§ Material for this exercise

☆ ☆ ☆ ☆ ☆

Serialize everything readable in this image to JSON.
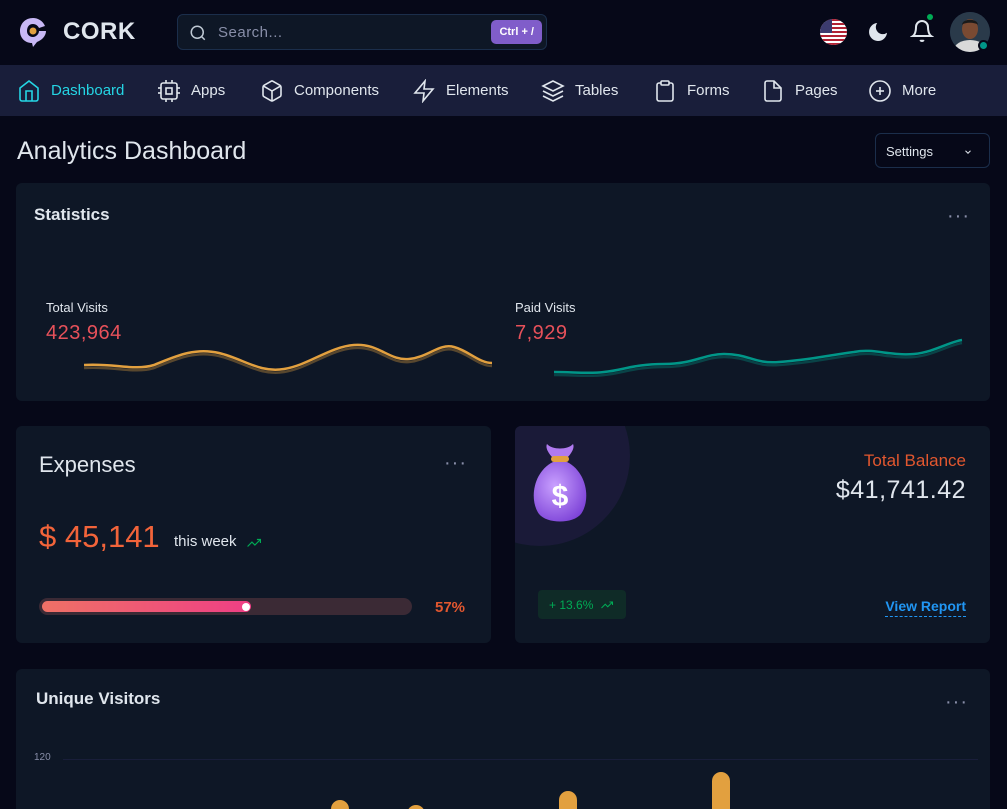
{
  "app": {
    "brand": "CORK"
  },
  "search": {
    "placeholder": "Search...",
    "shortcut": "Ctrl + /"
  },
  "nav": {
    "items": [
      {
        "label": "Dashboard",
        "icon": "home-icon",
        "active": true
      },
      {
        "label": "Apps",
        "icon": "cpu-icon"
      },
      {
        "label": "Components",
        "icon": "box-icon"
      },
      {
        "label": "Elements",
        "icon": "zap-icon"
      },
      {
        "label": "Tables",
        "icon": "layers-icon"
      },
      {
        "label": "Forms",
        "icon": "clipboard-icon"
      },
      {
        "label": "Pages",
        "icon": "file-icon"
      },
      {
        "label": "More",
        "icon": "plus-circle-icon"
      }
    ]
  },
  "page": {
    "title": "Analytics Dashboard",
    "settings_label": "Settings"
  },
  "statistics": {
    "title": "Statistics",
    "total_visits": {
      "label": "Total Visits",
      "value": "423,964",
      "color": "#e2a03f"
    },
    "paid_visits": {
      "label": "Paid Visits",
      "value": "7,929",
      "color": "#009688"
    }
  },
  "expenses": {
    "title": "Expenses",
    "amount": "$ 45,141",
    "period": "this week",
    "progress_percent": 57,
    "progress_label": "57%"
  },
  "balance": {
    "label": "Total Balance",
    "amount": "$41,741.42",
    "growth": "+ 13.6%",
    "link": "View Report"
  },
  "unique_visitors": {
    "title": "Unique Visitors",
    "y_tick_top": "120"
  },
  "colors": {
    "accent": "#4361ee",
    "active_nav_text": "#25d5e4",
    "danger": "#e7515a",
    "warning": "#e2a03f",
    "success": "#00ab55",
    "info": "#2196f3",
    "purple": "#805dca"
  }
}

☆ ☆ ☆ ☆ ☆

§ Stated exercise
Without including the pictures, reproduce all entries exactly.

§ Completed task
Serialize everything readable in this image to JSON.
{
  "app": {
    "brand": "CORK"
  },
  "search": {
    "placeholder": "Search...",
    "shortcut": "Ctrl + /"
  },
  "nav": {
    "items": [
      {
        "label": "Dashboard",
        "icon": "home-icon",
        "active": true
      },
      {
        "label": "Apps",
        "icon": "cpu-icon"
      },
      {
        "label": "Components",
        "icon": "box-icon"
      },
      {
        "label": "Elements",
        "icon": "zap-icon"
      },
      {
        "label": "Tables",
        "icon": "layers-icon"
      },
      {
        "label": "Forms",
        "icon": "clipboard-icon"
      },
      {
        "label": "Pages",
        "icon": "file-icon"
      },
      {
        "label": "More",
        "icon": "plus-circle-icon"
      }
    ]
  },
  "page": {
    "title": "Analytics Dashboard",
    "settings_label": "Settings"
  },
  "statistics": {
    "title": "Statistics",
    "total_visits": {
      "label": "Total Visits",
      "value": "423,964",
      "color": "#e2a03f"
    },
    "paid_visits": {
      "label": "Paid Visits",
      "value": "7,929",
      "color": "#009688"
    }
  },
  "expenses": {
    "title": "Expenses",
    "amount": "$ 45,141",
    "period": "this week",
    "progress_percent": 57,
    "progress_label": "57%"
  },
  "balance": {
    "label": "Total Balance",
    "amount": "$41,741.42",
    "growth": "+ 13.6%",
    "link": "View Report"
  },
  "unique_visitors": {
    "title": "Unique Visitors",
    "y_tick_top": "120"
  },
  "colors": {
    "accent": "#4361ee",
    "active_nav_text": "#25d5e4",
    "danger": "#e7515a",
    "warning": "#e2a03f",
    "success": "#00ab55",
    "info": "#2196f3",
    "purple": "#805dca"
  }
}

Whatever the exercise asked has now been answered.